[TASK PROMPT] Select from the data all lines with the word "this".
· · · · ·
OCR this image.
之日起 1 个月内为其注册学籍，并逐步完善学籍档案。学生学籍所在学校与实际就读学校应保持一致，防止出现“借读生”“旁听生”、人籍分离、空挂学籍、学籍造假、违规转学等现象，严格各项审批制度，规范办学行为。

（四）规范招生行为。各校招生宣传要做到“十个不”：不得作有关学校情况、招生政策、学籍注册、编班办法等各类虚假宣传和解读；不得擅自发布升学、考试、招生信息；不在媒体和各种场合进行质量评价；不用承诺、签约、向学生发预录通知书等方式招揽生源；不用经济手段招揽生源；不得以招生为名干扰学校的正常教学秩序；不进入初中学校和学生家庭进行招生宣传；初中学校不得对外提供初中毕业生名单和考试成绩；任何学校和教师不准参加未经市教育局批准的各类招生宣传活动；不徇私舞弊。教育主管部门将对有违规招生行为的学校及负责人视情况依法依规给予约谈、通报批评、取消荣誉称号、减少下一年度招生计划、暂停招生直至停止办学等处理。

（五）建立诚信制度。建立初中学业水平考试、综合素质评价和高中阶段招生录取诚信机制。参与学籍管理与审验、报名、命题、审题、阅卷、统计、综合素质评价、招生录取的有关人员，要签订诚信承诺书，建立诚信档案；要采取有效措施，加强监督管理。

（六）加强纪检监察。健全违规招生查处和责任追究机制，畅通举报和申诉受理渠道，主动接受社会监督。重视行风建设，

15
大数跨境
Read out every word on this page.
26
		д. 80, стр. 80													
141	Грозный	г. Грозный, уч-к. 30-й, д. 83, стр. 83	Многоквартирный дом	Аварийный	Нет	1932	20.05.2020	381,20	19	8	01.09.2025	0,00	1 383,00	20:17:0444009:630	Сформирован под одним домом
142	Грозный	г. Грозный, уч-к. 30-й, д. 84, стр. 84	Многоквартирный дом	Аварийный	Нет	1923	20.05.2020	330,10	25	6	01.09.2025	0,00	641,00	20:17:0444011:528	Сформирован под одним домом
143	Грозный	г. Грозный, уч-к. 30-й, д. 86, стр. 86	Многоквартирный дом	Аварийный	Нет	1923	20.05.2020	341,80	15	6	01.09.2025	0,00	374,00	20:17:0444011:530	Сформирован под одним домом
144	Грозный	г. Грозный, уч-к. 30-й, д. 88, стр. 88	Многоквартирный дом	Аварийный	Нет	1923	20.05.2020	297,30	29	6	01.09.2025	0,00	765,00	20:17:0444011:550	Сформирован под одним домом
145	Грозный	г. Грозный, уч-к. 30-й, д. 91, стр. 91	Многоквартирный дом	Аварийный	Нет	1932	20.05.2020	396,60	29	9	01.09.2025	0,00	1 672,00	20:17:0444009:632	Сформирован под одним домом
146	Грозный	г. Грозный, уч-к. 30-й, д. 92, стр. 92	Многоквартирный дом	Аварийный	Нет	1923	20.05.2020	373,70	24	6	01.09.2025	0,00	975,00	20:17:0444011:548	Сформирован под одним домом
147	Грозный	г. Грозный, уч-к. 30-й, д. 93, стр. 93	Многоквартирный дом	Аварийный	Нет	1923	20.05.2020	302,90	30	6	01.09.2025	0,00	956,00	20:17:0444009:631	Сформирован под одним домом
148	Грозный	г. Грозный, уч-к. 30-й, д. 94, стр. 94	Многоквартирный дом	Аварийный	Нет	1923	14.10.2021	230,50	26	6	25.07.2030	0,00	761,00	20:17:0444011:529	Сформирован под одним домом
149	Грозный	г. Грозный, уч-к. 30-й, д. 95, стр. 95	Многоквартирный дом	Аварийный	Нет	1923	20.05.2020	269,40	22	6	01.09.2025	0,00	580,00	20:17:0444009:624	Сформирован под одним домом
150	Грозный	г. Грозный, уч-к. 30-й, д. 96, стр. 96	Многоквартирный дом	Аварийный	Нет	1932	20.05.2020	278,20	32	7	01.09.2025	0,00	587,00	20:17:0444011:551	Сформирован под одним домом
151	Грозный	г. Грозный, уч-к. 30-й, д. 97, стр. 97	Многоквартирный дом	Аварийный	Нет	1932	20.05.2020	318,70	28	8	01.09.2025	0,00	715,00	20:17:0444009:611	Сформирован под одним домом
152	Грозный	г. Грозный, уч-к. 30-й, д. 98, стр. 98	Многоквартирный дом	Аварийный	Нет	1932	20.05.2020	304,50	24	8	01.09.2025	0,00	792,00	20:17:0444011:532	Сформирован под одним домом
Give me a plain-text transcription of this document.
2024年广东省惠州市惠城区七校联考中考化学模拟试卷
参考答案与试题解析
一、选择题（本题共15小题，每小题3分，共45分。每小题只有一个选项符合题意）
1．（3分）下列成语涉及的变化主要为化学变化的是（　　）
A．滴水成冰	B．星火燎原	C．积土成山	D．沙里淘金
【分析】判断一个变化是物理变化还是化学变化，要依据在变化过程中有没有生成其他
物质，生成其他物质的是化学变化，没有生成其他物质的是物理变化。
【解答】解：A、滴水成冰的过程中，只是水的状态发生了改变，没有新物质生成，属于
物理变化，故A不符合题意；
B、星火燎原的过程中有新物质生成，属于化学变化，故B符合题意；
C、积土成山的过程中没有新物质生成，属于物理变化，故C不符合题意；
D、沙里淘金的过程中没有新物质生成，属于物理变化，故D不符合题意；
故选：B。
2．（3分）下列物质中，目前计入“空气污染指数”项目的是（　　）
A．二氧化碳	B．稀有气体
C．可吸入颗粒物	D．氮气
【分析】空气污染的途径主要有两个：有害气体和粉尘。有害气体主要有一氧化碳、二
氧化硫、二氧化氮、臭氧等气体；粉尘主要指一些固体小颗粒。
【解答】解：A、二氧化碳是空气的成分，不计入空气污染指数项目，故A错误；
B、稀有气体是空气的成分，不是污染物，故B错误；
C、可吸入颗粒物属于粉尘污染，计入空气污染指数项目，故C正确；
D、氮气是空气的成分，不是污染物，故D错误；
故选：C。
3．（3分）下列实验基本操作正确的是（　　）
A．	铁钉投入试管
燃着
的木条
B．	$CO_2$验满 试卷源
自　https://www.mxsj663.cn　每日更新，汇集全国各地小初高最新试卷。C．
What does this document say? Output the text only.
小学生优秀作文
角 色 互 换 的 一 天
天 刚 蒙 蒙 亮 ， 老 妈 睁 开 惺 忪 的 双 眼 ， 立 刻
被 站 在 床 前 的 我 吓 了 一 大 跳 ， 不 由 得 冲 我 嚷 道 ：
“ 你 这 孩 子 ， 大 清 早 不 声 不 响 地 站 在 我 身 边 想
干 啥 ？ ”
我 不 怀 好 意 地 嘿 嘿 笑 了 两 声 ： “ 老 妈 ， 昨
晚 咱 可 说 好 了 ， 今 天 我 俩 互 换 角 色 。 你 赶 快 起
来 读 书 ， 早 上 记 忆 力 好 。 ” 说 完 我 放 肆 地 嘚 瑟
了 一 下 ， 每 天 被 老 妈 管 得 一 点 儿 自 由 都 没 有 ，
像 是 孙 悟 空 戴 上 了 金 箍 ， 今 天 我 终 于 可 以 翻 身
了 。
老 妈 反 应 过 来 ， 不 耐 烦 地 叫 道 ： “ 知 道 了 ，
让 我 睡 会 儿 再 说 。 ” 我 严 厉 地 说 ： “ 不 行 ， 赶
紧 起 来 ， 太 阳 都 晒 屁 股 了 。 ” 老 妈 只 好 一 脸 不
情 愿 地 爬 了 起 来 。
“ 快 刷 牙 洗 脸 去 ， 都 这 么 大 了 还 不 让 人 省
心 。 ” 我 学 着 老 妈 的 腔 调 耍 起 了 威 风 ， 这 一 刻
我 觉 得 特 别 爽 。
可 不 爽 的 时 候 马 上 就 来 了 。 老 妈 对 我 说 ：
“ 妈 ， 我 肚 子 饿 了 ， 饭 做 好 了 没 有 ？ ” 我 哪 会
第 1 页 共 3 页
· · · · ·
[COMPLETE ANSWER]
OCR this image.
Read out every word on this page.
Give me a plain-text transcription of this document.
What does this document say? Output the text only.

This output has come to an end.